(Extracts from a graphics dataset)
= = = = =
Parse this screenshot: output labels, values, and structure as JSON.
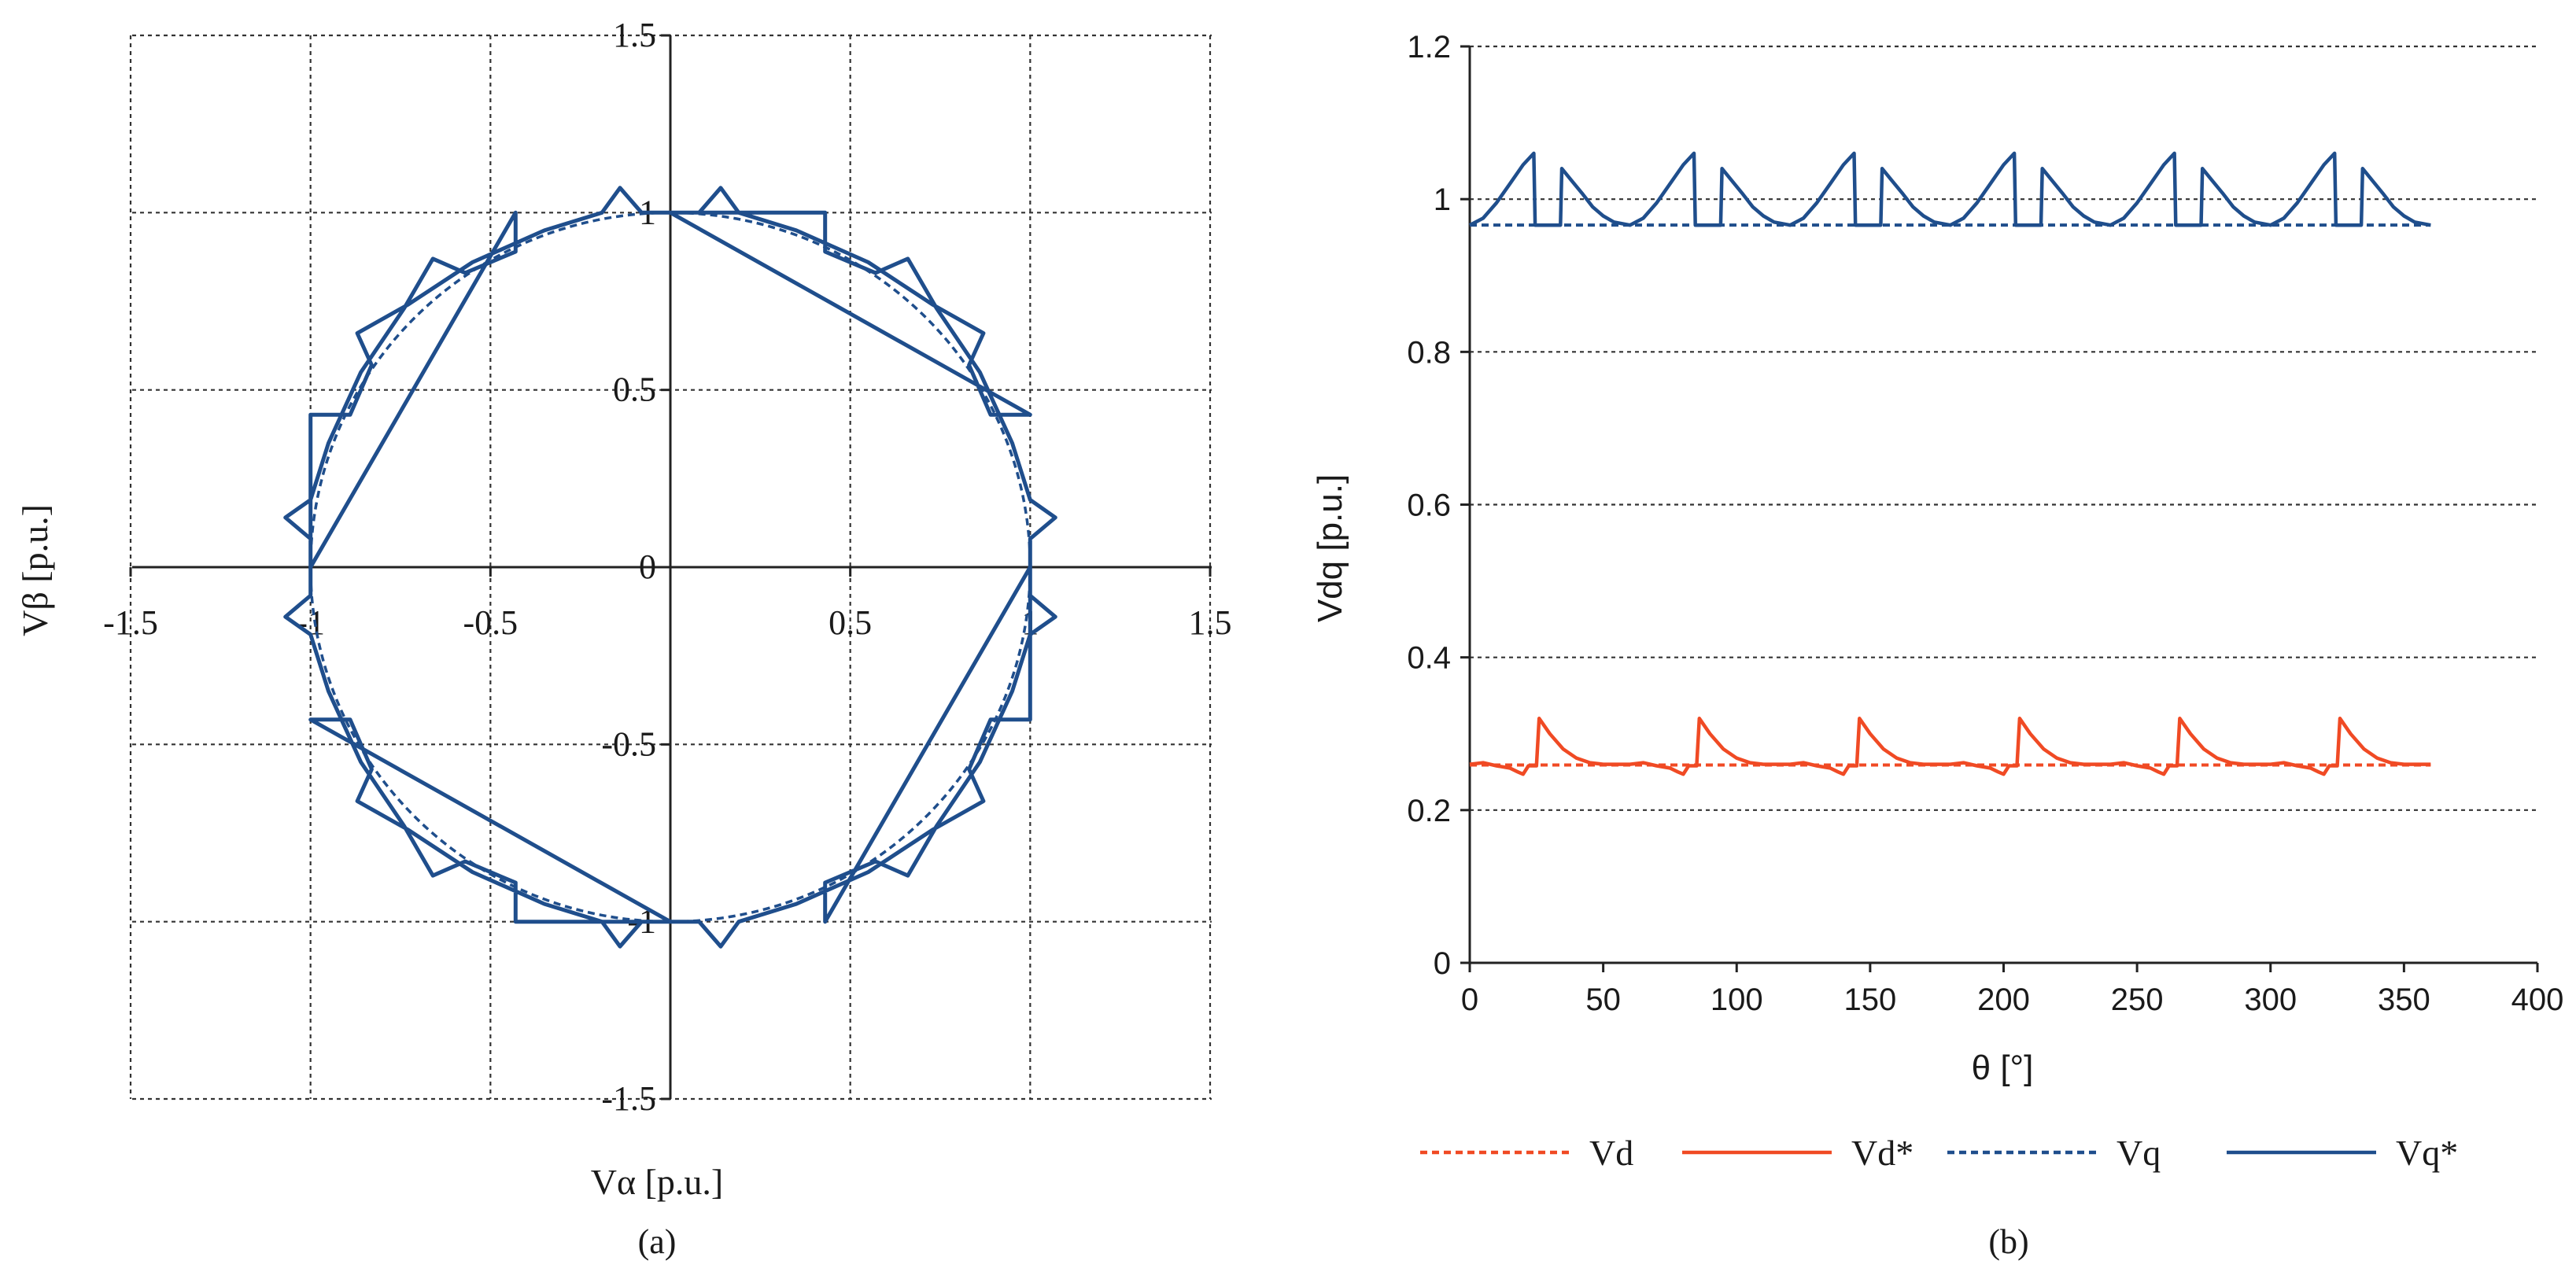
{
  "chart_data": [
    {
      "type": "line",
      "panel_label": "(a)",
      "xlabel": "Vα [p.u.]",
      "ylabel": "Vβ [p.u.]",
      "xlim": [
        -1.5,
        1.5
      ],
      "ylim": [
        -1.5,
        1.5
      ],
      "x_ticks": [
        "-1.5",
        "-1",
        "-0.5",
        "0",
        "0.5",
        "1",
        "1.5"
      ],
      "y_ticks": [
        "1.5",
        "1",
        "0.5",
        "0",
        "-0.5",
        "-1",
        "-1.5"
      ],
      "grid": true,
      "series": [
        {
          "name": "reference circle",
          "style": "dashed",
          "color": "#1f4e8c",
          "radius": 1.0
        },
        {
          "name": "modulated trajectory",
          "style": "solid",
          "color": "#1f4e8c",
          "sample_sector": [
            {
              "x": 1.0,
              "y": 0.0
            },
            {
              "x": 1.0,
              "y": 0.08
            },
            {
              "x": 1.07,
              "y": 0.14
            },
            {
              "x": 1.0,
              "y": 0.19
            },
            {
              "x": 0.95,
              "y": 0.35
            },
            {
              "x": 0.86,
              "y": 0.55
            },
            {
              "x": 0.74,
              "y": 0.73
            },
            {
              "x": 0.66,
              "y": 0.87
            },
            {
              "x": 0.57,
              "y": 0.83
            },
            {
              "x": 0.43,
              "y": 0.89
            },
            {
              "x": 0.43,
              "y": 1.0
            },
            {
              "x": 0.0,
              "y": 1.0
            }
          ]
        }
      ]
    },
    {
      "type": "line",
      "panel_label": "(b)",
      "xlabel": "θ [°]",
      "ylabel": "Vdq [p.u.]",
      "xlim": [
        0,
        400
      ],
      "ylim": [
        0,
        1.2
      ],
      "x_ticks": [
        "0",
        "50",
        "100",
        "150",
        "200",
        "250",
        "300",
        "350",
        "400"
      ],
      "y_ticks": [
        "1.2",
        "1",
        "0.8",
        "0.6",
        "0.4",
        "0.2",
        "0"
      ],
      "grid": true,
      "period_deg": 60,
      "x_end": 360,
      "series": [
        {
          "name": "Vd",
          "style": "dashed",
          "color": "#f04a24",
          "value": 0.259
        },
        {
          "name": "Vd*",
          "style": "solid",
          "color": "#f04a24",
          "period_profile": [
            [
              0,
              0.26
            ],
            [
              5,
              0.262
            ],
            [
              10,
              0.258
            ],
            [
              15,
              0.255
            ],
            [
              18,
              0.25
            ],
            [
              20,
              0.247
            ],
            [
              22,
              0.258
            ],
            [
              24,
              0.258
            ],
            [
              25,
              0.258
            ],
            [
              26,
              0.32
            ],
            [
              30,
              0.3
            ],
            [
              35,
              0.28
            ],
            [
              40,
              0.268
            ],
            [
              45,
              0.262
            ],
            [
              50,
              0.26
            ],
            [
              55,
              0.26
            ],
            [
              60,
              0.26
            ]
          ]
        },
        {
          "name": "Vq",
          "style": "dashed",
          "color": "#1f4e8c",
          "value": 0.966
        },
        {
          "name": "Vq*",
          "style": "solid",
          "color": "#1f4e8c",
          "period_profile": [
            [
              0,
              0.966
            ],
            [
              5,
              0.975
            ],
            [
              10,
              0.995
            ],
            [
              15,
              1.02
            ],
            [
              20,
              1.045
            ],
            [
              24,
              1.06
            ],
            [
              24.5,
              0.966
            ],
            [
              30,
              0.966
            ],
            [
              34,
              0.966
            ],
            [
              34.5,
              1.04
            ],
            [
              38,
              1.025
            ],
            [
              42,
              1.008
            ],
            [
              46,
              0.99
            ],
            [
              50,
              0.978
            ],
            [
              54,
              0.97
            ],
            [
              60,
              0.966
            ]
          ]
        }
      ],
      "legend": [
        "Vd",
        "Vd*",
        "Vq",
        "Vq*"
      ],
      "legend_placement": "bottom"
    }
  ]
}
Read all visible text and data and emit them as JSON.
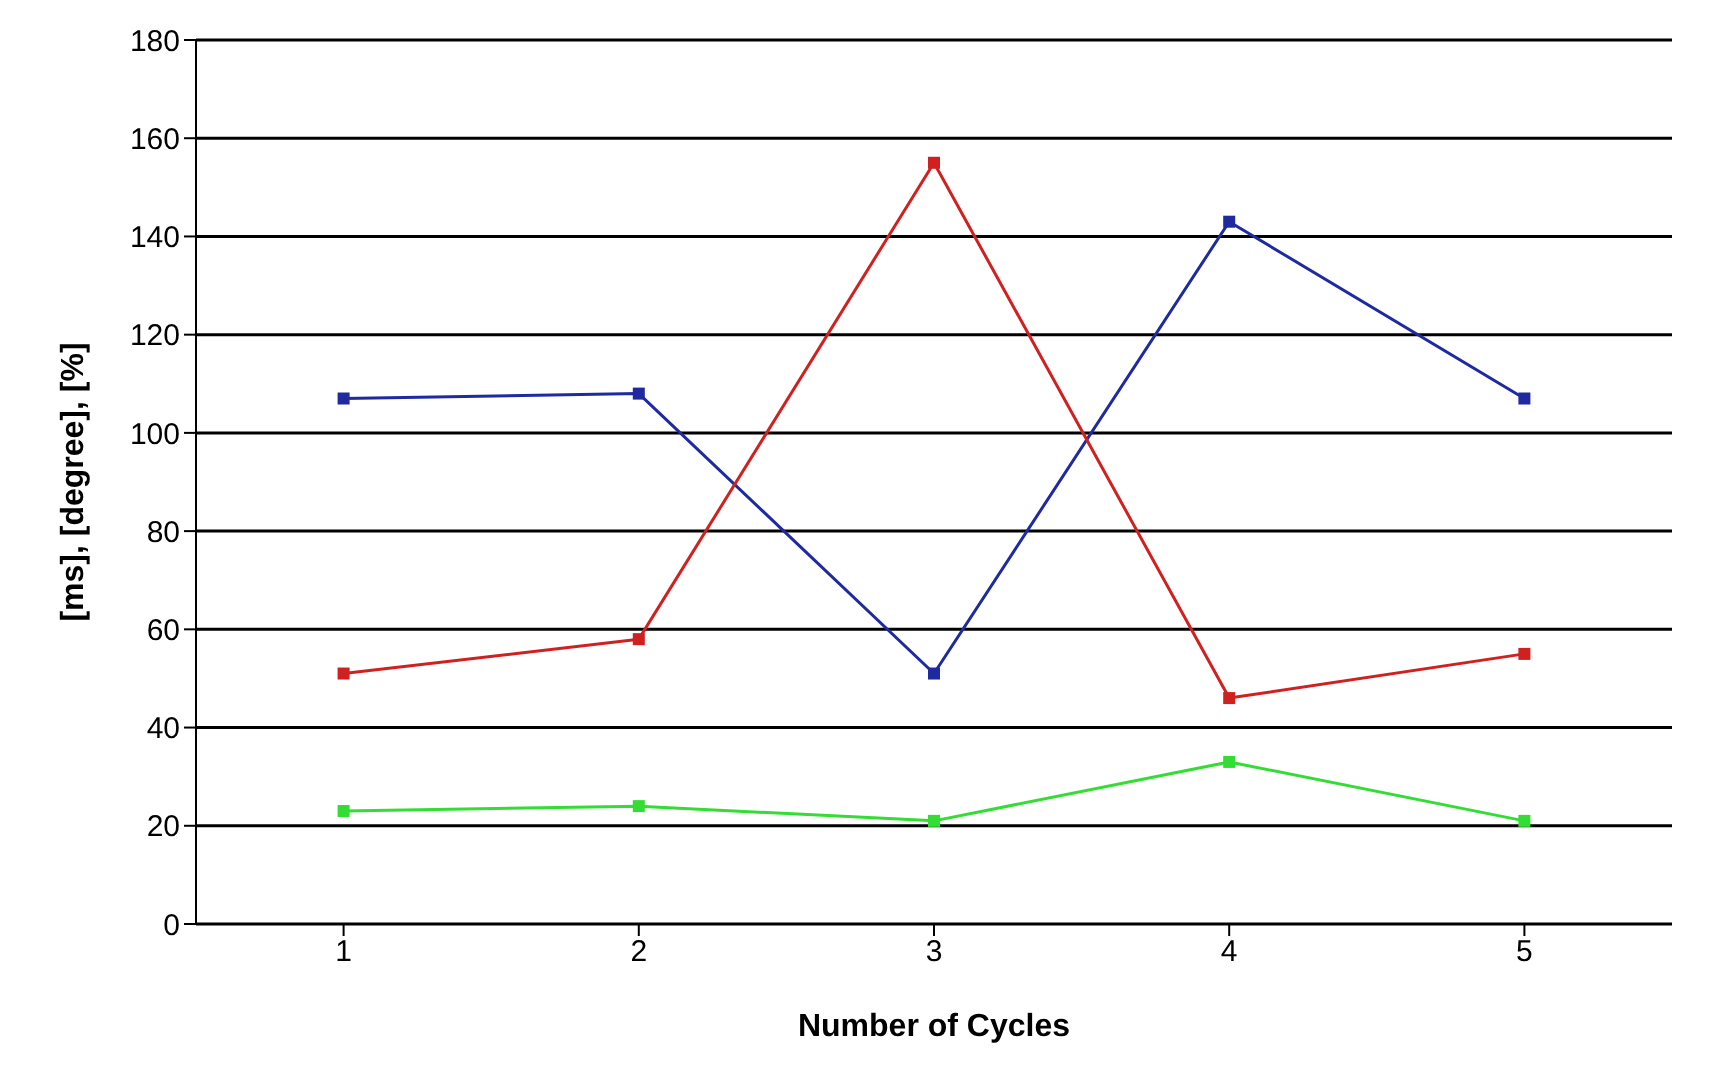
{
  "chart_data": {
    "type": "line",
    "xlabel": "Number of Cycles",
    "ylabel": "[ms], [degree], [%]",
    "categories": [
      "1",
      "2",
      "3",
      "4",
      "5"
    ],
    "series": [
      {
        "color": "#1f2aa0",
        "values": [
          107,
          108,
          51,
          143,
          107
        ]
      },
      {
        "color": "#d02020",
        "values": [
          51,
          58,
          155,
          46,
          55
        ]
      },
      {
        "color": "#33dd33",
        "values": [
          23,
          24,
          21,
          33,
          21
        ]
      }
    ],
    "ylim": [
      0,
      180
    ],
    "yticks": [
      0,
      20,
      40,
      60,
      80,
      100,
      120,
      140,
      160,
      180
    ],
    "grid": "y",
    "marker": "square"
  }
}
= = = = =
(REQUIREMENTS)
Your task is to return the entries above exactly, with no pictures.

(COMPLETED TASK)
Parse this screenshot: output labels, values, and structure as JSON.
{
  "chart_data": [
    {
      "type": "line",
      "panel_label": "(a)",
      "xlabel": "Vα [p.u.]",
      "ylabel": "Vβ [p.u.]",
      "xlim": [
        -1.5,
        1.5
      ],
      "ylim": [
        -1.5,
        1.5
      ],
      "x_ticks": [
        "-1.5",
        "-1",
        "-0.5",
        "0",
        "0.5",
        "1",
        "1.5"
      ],
      "y_ticks": [
        "1.5",
        "1",
        "0.5",
        "0",
        "-0.5",
        "-1",
        "-1.5"
      ],
      "grid": true,
      "series": [
        {
          "name": "reference circle",
          "style": "dashed",
          "color": "#1f4e8c",
          "radius": 1.0
        },
        {
          "name": "modulated trajectory",
          "style": "solid",
          "color": "#1f4e8c",
          "sample_sector": [
            {
              "x": 1.0,
              "y": 0.0
            },
            {
              "x": 1.0,
              "y": 0.08
            },
            {
              "x": 1.07,
              "y": 0.14
            },
            {
              "x": 1.0,
              "y": 0.19
            },
            {
              "x": 0.95,
              "y": 0.35
            },
            {
              "x": 0.86,
              "y": 0.55
            },
            {
              "x": 0.74,
              "y": 0.73
            },
            {
              "x": 0.66,
              "y": 0.87
            },
            {
              "x": 0.57,
              "y": 0.83
            },
            {
              "x": 0.43,
              "y": 0.89
            },
            {
              "x": 0.43,
              "y": 1.0
            },
            {
              "x": 0.0,
              "y": 1.0
            }
          ]
        }
      ]
    },
    {
      "type": "line",
      "panel_label": "(b)",
      "xlabel": "θ [°]",
      "ylabel": "Vdq [p.u.]",
      "xlim": [
        0,
        400
      ],
      "ylim": [
        0,
        1.2
      ],
      "x_ticks": [
        "0",
        "50",
        "100",
        "150",
        "200",
        "250",
        "300",
        "350",
        "400"
      ],
      "y_ticks": [
        "1.2",
        "1",
        "0.8",
        "0.6",
        "0.4",
        "0.2",
        "0"
      ],
      "grid": true,
      "period_deg": 60,
      "x_end": 360,
      "series": [
        {
          "name": "Vd",
          "style": "dashed",
          "color": "#f04a24",
          "value": 0.259
        },
        {
          "name": "Vd*",
          "style": "solid",
          "color": "#f04a24",
          "period_profile": [
            [
              0,
              0.26
            ],
            [
              5,
              0.262
            ],
            [
              10,
              0.258
            ],
            [
              15,
              0.255
            ],
            [
              18,
              0.25
            ],
            [
              20,
              0.247
            ],
            [
              22,
              0.258
            ],
            [
              24,
              0.258
            ],
            [
              25,
              0.258
            ],
            [
              26,
              0.32
            ],
            [
              30,
              0.3
            ],
            [
              35,
              0.28
            ],
            [
              40,
              0.268
            ],
            [
              45,
              0.262
            ],
            [
              50,
              0.26
            ],
            [
              55,
              0.26
            ],
            [
              60,
              0.26
            ]
          ]
        },
        {
          "name": "Vq",
          "style": "dashed",
          "color": "#1f4e8c",
          "value": 0.966
        },
        {
          "name": "Vq*",
          "style": "solid",
          "color": "#1f4e8c",
          "period_profile": [
            [
              0,
              0.966
            ],
            [
              5,
              0.975
            ],
            [
              10,
              0.995
            ],
            [
              15,
              1.02
            ],
            [
              20,
              1.045
            ],
            [
              24,
              1.06
            ],
            [
              24.5,
              0.966
            ],
            [
              30,
              0.966
            ],
            [
              34,
              0.966
            ],
            [
              34.5,
              1.04
            ],
            [
              38,
              1.025
            ],
            [
              42,
              1.008
            ],
            [
              46,
              0.99
            ],
            [
              50,
              0.978
            ],
            [
              54,
              0.97
            ],
            [
              60,
              0.966
            ]
          ]
        }
      ],
      "legend": [
        "Vd",
        "Vd*",
        "Vq",
        "Vq*"
      ],
      "legend_placement": "bottom"
    }
  ]
}
Read all visible text and data and emit them as JSON.
{
  "chart_data": {
    "type": "line",
    "xlabel": "Number of Cycles",
    "ylabel": "[ms], [degree], [%]",
    "categories": [
      "1",
      "2",
      "3",
      "4",
      "5"
    ],
    "series": [
      {
        "color": "#1f2aa0",
        "values": [
          107,
          108,
          51,
          143,
          107
        ]
      },
      {
        "color": "#d02020",
        "values": [
          51,
          58,
          155,
          46,
          55
        ]
      },
      {
        "color": "#33dd33",
        "values": [
          23,
          24,
          21,
          33,
          21
        ]
      }
    ],
    "ylim": [
      0,
      180
    ],
    "yticks": [
      0,
      20,
      40,
      60,
      80,
      100,
      120,
      140,
      160,
      180
    ],
    "grid": "y",
    "marker": "square"
  }
}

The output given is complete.